### GIVEN TASK
From the listing below, count the lines where the string "Reid" occurs. Give the number, with no other words.

### DATA LISTING
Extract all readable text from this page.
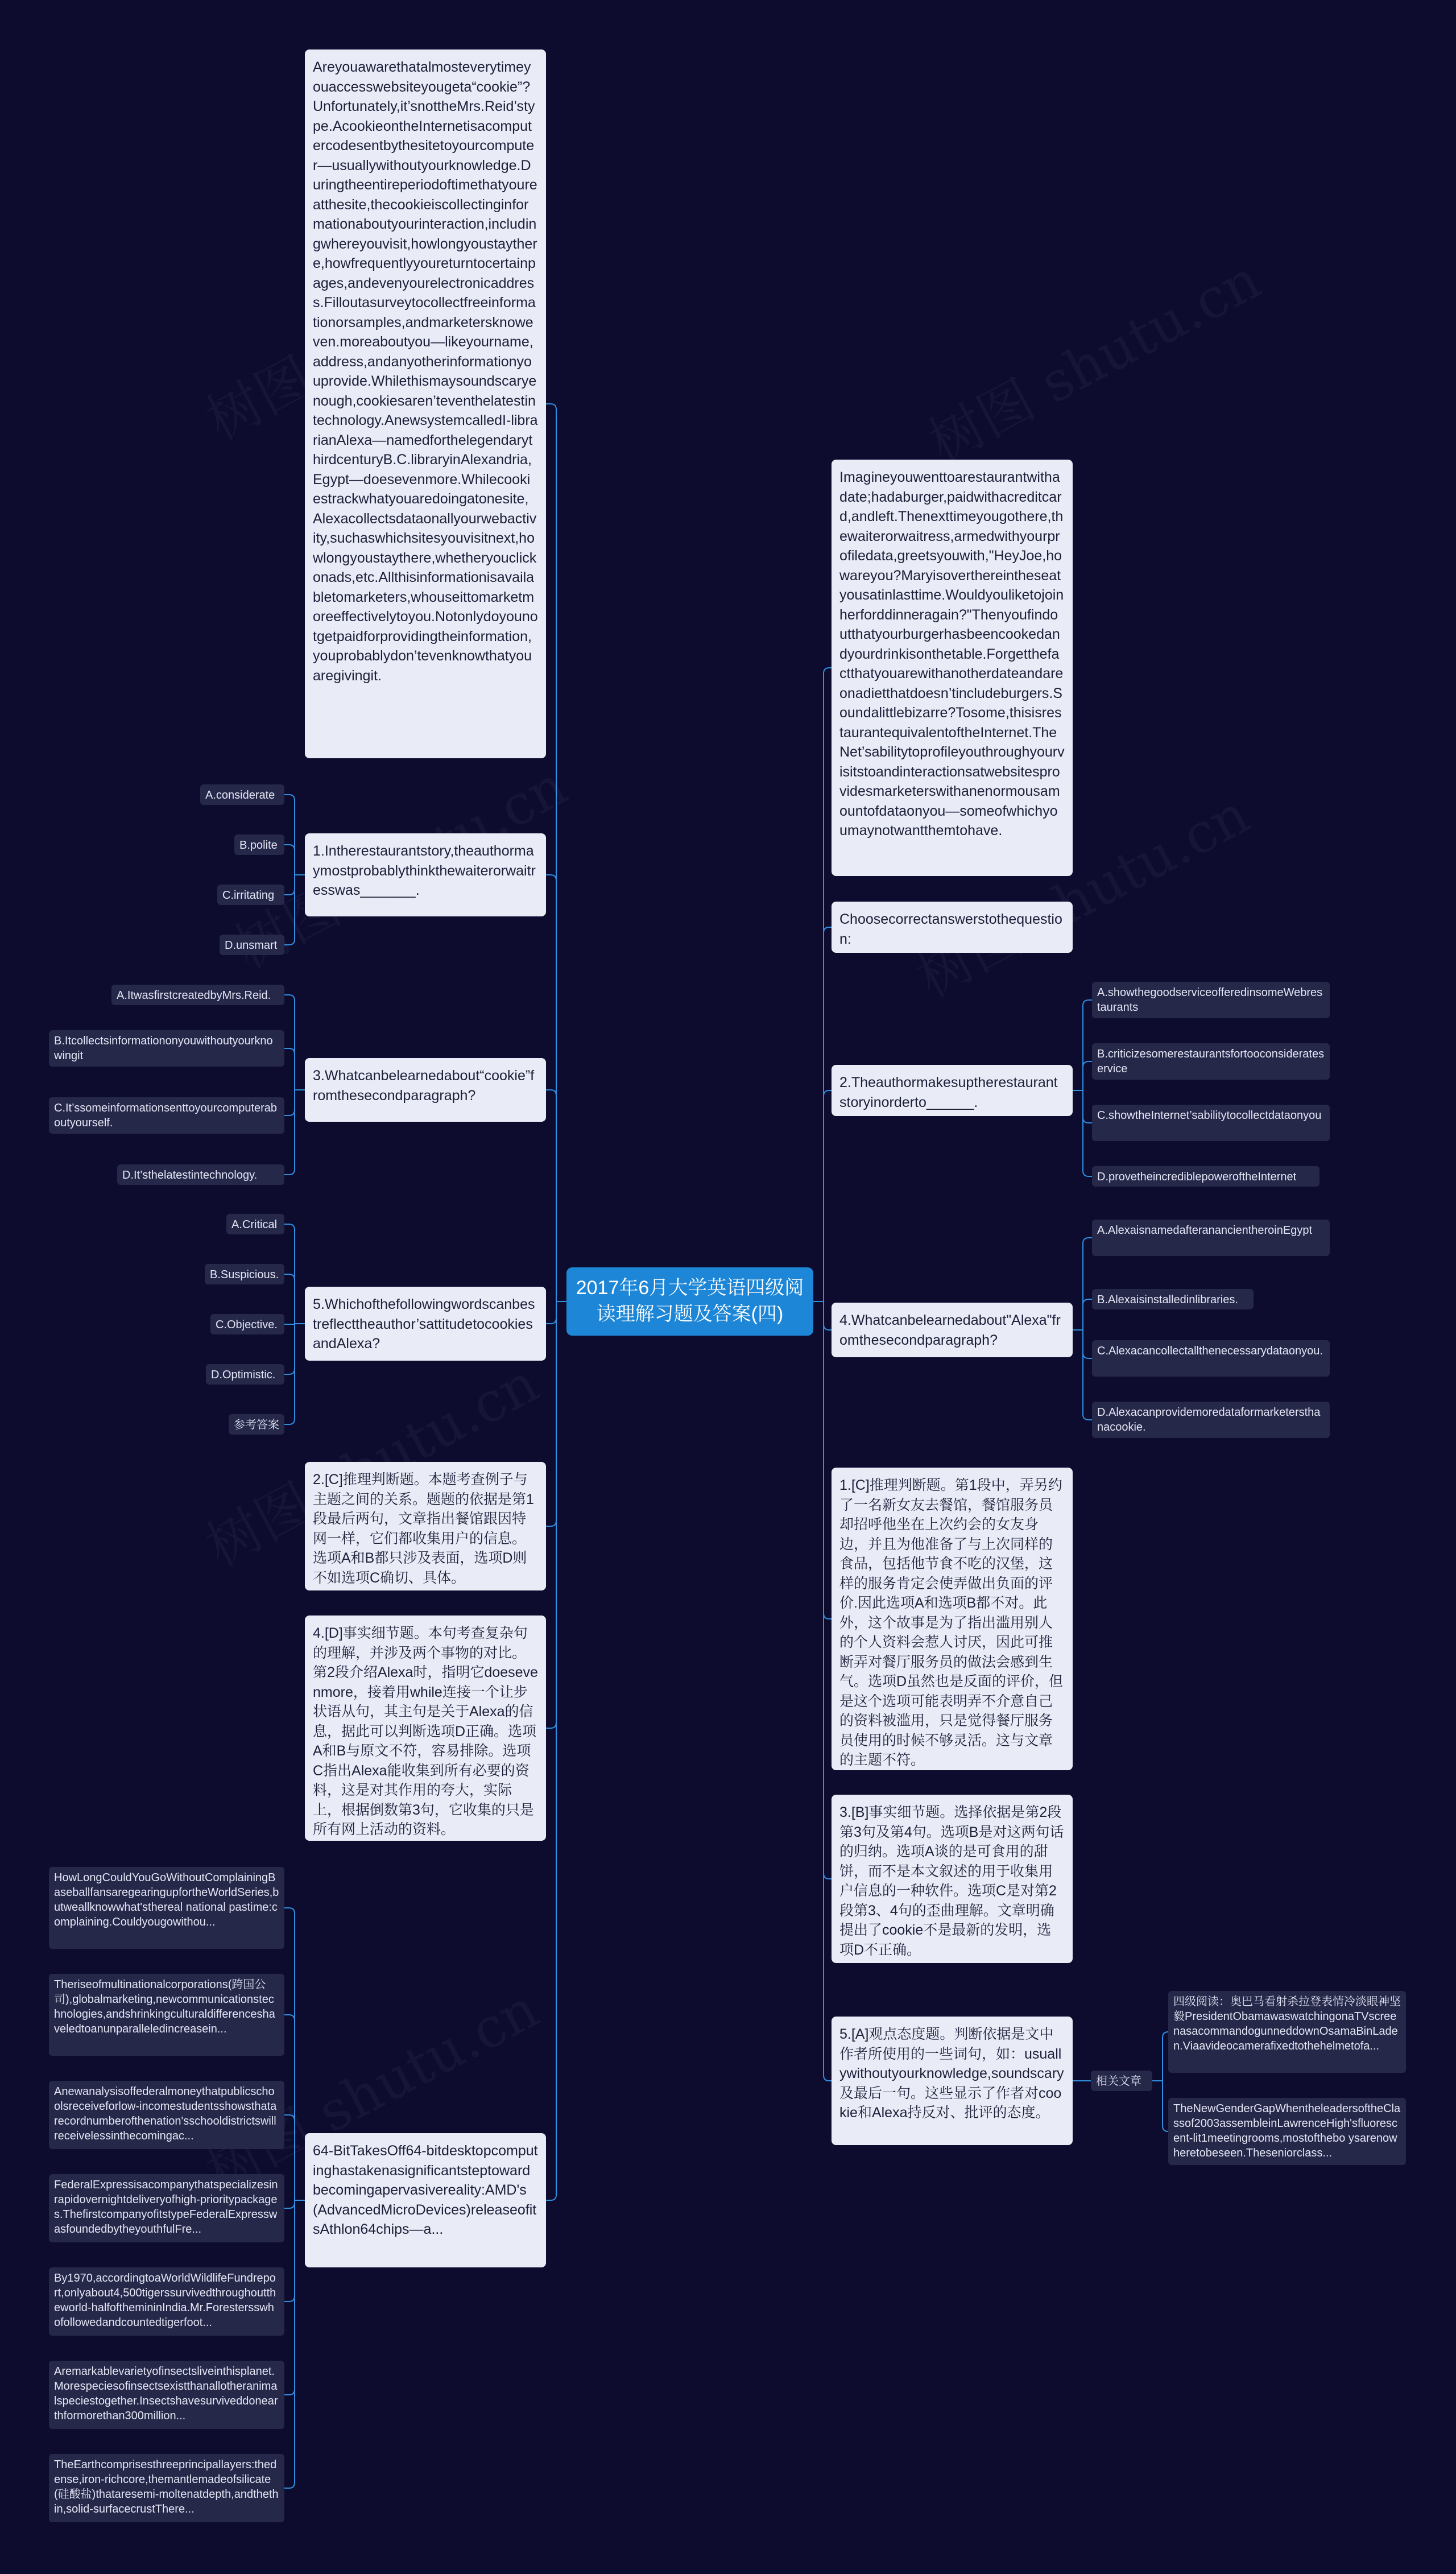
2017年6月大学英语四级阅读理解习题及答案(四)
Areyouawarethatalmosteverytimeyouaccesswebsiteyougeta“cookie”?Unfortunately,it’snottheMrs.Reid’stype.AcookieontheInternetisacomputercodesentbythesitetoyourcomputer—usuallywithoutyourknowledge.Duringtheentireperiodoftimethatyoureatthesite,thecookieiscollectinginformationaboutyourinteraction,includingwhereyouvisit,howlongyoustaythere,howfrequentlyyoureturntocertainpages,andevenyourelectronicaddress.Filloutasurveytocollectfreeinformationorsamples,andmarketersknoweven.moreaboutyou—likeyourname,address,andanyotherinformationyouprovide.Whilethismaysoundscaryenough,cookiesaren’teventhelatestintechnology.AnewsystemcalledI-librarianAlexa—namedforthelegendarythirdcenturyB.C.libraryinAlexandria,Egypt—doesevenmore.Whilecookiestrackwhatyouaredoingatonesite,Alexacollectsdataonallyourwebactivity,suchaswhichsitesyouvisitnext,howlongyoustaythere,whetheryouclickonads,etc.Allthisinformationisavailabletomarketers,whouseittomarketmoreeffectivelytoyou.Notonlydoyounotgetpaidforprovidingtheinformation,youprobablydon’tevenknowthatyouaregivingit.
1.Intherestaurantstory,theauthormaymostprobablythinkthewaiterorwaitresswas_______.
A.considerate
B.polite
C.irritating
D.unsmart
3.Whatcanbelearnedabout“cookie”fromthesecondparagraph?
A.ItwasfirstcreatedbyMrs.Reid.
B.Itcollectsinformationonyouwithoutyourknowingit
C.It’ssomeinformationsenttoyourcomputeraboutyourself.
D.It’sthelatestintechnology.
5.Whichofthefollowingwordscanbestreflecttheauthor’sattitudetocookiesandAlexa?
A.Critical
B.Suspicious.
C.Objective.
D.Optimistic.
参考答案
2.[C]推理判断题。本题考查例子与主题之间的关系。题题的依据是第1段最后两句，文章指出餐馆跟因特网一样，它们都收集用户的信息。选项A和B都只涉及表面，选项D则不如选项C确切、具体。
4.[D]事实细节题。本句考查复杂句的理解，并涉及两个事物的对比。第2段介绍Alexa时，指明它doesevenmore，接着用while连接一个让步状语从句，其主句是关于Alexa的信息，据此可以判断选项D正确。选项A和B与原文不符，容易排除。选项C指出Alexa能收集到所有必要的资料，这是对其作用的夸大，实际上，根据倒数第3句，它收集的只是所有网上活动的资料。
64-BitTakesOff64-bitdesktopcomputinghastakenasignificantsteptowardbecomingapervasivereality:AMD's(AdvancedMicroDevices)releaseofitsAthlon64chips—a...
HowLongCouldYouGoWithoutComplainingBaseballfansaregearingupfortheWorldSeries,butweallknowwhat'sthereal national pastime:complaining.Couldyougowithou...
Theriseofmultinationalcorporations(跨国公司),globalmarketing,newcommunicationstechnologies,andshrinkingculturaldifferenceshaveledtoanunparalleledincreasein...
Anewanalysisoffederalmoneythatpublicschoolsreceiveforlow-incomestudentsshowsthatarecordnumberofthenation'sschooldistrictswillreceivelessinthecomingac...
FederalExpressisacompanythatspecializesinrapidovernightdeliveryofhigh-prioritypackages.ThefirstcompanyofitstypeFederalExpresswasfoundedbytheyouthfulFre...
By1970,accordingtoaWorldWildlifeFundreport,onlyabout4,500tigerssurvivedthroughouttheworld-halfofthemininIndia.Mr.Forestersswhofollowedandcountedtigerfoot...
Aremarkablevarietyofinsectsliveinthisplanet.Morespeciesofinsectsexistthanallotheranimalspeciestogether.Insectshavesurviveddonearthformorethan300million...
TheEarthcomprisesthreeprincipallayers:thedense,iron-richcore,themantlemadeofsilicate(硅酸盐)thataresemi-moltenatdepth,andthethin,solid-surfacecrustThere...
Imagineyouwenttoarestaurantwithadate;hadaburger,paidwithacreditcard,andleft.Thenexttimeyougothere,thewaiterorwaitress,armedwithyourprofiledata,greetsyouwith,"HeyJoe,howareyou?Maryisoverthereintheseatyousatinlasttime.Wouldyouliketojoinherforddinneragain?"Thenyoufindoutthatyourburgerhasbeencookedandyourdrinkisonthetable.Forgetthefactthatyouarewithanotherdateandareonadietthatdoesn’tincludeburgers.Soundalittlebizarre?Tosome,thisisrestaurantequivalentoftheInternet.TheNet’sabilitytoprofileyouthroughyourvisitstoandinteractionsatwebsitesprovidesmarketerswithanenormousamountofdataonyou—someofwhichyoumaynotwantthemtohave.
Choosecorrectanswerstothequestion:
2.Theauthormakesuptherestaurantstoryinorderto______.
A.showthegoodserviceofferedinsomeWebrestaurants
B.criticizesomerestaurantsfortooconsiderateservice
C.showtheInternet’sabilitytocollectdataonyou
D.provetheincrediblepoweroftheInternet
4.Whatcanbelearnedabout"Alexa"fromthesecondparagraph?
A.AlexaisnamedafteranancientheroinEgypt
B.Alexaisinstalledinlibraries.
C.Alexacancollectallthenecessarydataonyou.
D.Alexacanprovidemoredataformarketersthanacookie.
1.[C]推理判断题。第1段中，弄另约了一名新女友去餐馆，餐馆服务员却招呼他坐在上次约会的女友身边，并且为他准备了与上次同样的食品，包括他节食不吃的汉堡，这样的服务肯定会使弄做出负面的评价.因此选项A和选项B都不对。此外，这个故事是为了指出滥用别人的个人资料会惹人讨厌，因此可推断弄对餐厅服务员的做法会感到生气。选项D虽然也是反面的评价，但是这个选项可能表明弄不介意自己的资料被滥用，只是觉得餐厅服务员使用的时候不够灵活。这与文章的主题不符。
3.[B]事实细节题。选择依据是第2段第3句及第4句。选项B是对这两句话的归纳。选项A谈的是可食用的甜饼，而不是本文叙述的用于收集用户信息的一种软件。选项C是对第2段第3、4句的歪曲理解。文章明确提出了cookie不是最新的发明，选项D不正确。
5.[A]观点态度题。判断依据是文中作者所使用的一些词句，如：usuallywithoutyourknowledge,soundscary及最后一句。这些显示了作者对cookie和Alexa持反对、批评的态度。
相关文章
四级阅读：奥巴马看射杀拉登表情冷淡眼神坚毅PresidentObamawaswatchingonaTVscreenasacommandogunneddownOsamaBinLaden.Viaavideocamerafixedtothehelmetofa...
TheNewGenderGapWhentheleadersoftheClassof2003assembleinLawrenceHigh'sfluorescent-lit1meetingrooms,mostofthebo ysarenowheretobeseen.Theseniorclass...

* * *

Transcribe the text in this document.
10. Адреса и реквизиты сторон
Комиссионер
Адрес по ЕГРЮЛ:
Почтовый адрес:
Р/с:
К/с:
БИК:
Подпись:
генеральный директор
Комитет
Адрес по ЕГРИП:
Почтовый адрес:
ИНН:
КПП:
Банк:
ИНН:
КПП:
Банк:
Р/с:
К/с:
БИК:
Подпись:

### THE OUTPUT
2